YOUR GOAL
Every line that contains the word "JSON" should be copied out.
*****
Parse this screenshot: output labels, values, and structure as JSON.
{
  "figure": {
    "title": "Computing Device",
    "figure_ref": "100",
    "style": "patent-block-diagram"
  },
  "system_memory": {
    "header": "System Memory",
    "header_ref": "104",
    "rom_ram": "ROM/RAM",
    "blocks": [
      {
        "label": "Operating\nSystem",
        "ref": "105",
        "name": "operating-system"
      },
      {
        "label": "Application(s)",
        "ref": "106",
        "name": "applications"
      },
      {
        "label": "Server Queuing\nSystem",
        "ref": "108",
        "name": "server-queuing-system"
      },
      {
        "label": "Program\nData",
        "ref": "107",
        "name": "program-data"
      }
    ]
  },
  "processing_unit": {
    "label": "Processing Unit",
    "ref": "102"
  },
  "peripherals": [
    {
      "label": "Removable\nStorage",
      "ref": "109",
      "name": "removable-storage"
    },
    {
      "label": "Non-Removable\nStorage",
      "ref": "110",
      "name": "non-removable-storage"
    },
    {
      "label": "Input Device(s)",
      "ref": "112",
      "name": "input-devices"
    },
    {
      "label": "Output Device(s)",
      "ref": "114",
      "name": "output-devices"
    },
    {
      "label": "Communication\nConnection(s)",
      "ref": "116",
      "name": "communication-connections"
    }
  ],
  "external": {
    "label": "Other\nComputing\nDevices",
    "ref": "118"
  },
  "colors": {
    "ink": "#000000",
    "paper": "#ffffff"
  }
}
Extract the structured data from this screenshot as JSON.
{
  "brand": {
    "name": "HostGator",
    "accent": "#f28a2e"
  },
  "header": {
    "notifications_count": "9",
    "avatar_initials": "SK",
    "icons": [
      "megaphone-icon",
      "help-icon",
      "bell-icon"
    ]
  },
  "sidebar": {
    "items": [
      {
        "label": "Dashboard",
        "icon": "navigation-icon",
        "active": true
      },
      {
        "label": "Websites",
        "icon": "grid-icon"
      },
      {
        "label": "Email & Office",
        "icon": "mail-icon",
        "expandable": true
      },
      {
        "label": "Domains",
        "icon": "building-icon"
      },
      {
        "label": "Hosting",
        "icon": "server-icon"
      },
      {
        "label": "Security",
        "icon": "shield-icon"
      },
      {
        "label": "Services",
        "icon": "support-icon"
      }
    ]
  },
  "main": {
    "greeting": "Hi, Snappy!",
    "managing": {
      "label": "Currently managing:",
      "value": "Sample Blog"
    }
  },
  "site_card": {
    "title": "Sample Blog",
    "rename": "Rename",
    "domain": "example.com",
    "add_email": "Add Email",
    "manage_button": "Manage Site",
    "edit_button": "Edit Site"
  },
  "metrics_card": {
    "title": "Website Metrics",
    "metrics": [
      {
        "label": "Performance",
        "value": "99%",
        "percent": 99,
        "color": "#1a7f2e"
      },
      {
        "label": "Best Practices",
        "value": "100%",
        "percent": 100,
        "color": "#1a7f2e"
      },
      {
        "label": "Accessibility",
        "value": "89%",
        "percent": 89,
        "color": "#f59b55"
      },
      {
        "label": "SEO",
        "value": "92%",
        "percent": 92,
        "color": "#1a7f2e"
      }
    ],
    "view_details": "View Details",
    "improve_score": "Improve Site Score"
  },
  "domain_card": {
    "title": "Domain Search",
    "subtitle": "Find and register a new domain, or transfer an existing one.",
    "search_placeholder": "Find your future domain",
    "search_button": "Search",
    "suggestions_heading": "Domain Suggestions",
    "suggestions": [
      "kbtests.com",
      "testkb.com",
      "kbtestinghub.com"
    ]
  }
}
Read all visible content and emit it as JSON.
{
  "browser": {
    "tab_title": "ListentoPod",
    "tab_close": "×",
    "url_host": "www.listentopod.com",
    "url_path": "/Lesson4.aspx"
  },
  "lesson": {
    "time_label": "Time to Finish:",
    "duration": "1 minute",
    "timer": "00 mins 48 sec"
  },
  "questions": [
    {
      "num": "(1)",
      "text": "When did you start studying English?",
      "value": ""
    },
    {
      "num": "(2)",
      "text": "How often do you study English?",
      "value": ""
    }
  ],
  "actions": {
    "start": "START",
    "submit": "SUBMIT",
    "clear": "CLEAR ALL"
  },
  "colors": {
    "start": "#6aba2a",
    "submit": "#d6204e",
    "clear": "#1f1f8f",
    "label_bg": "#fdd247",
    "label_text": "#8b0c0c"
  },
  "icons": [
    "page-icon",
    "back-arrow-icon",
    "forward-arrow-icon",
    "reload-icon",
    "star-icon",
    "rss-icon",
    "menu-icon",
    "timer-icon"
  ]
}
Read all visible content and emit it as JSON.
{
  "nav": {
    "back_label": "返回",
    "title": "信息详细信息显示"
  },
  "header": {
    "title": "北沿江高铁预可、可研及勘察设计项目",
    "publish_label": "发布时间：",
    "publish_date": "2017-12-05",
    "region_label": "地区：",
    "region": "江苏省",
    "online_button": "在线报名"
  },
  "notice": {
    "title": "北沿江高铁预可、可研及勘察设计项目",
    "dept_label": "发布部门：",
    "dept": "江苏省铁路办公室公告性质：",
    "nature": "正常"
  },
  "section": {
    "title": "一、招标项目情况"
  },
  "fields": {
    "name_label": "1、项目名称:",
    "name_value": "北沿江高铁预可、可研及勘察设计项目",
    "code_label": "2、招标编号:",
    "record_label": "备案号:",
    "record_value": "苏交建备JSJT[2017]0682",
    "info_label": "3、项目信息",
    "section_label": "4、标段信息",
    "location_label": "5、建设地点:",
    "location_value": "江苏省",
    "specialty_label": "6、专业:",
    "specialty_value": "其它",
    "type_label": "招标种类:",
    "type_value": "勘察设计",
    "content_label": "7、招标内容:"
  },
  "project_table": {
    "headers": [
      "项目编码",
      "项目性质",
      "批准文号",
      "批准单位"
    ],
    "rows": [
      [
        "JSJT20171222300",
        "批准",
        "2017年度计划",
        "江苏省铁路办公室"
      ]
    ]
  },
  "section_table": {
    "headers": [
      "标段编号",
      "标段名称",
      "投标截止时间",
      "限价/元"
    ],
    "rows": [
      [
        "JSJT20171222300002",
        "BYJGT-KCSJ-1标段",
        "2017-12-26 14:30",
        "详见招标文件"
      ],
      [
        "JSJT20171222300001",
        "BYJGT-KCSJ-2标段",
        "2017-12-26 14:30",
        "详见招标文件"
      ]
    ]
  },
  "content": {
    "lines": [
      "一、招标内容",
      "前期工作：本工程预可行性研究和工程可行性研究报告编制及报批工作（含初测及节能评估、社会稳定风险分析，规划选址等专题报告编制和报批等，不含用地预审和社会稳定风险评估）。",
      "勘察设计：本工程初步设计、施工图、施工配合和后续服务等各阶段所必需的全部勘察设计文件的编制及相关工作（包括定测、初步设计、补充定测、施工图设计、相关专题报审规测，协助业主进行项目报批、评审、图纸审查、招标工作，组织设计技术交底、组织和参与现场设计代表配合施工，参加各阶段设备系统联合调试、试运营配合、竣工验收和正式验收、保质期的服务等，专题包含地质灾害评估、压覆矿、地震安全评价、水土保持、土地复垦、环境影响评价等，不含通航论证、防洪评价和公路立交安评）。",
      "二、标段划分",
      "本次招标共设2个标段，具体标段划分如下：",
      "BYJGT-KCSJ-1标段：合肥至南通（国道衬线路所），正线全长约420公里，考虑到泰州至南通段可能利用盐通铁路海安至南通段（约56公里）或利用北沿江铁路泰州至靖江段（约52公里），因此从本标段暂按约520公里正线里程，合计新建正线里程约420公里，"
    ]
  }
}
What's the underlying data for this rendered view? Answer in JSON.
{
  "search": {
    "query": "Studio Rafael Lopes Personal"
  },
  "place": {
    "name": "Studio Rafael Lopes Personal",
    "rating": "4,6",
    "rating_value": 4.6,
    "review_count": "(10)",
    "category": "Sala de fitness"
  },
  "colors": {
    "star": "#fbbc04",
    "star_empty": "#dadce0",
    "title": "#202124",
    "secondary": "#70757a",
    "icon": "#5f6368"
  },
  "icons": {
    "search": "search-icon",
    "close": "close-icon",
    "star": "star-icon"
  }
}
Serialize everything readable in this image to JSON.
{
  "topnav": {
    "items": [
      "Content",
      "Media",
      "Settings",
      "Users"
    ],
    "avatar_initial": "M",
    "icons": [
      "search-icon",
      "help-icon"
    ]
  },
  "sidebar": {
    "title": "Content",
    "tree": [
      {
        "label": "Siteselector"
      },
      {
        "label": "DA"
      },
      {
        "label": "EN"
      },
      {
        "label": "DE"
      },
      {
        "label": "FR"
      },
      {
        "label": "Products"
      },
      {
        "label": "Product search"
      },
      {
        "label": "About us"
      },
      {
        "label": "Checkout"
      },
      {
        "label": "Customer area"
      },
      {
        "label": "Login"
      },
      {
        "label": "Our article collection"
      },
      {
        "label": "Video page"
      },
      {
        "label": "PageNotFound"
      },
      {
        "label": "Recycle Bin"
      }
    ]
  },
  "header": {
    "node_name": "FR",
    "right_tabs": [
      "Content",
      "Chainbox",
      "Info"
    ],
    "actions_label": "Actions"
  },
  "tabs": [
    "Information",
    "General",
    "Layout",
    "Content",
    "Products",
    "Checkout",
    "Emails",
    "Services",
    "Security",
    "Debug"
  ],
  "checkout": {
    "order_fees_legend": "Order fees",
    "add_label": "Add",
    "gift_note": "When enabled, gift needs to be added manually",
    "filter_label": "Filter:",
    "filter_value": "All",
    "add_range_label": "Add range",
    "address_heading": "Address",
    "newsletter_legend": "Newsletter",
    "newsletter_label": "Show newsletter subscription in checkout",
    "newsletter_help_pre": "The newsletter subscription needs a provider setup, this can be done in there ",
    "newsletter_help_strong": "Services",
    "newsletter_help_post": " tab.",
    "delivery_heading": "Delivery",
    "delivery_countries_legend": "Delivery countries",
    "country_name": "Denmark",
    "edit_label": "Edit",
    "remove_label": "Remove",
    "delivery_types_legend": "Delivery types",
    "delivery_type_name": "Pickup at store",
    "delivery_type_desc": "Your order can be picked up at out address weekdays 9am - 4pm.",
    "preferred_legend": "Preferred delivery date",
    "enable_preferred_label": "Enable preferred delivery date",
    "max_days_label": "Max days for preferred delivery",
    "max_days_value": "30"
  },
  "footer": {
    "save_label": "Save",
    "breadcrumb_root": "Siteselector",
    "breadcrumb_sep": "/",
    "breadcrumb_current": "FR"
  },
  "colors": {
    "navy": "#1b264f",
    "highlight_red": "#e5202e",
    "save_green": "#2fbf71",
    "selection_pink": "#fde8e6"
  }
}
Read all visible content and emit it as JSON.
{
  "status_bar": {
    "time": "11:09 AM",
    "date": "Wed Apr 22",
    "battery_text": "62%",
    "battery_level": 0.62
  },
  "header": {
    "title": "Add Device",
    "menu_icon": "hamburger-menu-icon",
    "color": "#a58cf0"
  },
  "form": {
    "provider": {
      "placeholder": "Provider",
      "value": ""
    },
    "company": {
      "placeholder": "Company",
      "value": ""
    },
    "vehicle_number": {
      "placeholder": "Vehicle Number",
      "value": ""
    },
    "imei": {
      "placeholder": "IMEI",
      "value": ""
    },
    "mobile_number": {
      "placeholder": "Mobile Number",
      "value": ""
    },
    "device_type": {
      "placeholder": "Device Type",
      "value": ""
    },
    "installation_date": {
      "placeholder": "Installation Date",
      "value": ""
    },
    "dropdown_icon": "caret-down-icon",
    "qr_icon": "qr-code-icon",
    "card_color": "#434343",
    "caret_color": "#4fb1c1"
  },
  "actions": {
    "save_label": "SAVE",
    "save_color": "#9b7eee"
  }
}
*****
WRITTEN ANSWER
Parse this screenshot: output labels, values, and structure as JSON.
Extract the structured data from this screenshot as JSON.
Read all visible content and emit it as JSON.
Read all visible content and emit it as JSON.
What's the underlying data for this rendered view? Answer in JSON.
Serialize everything readable in this image to JSON.
Read all visible content and emit it as JSON.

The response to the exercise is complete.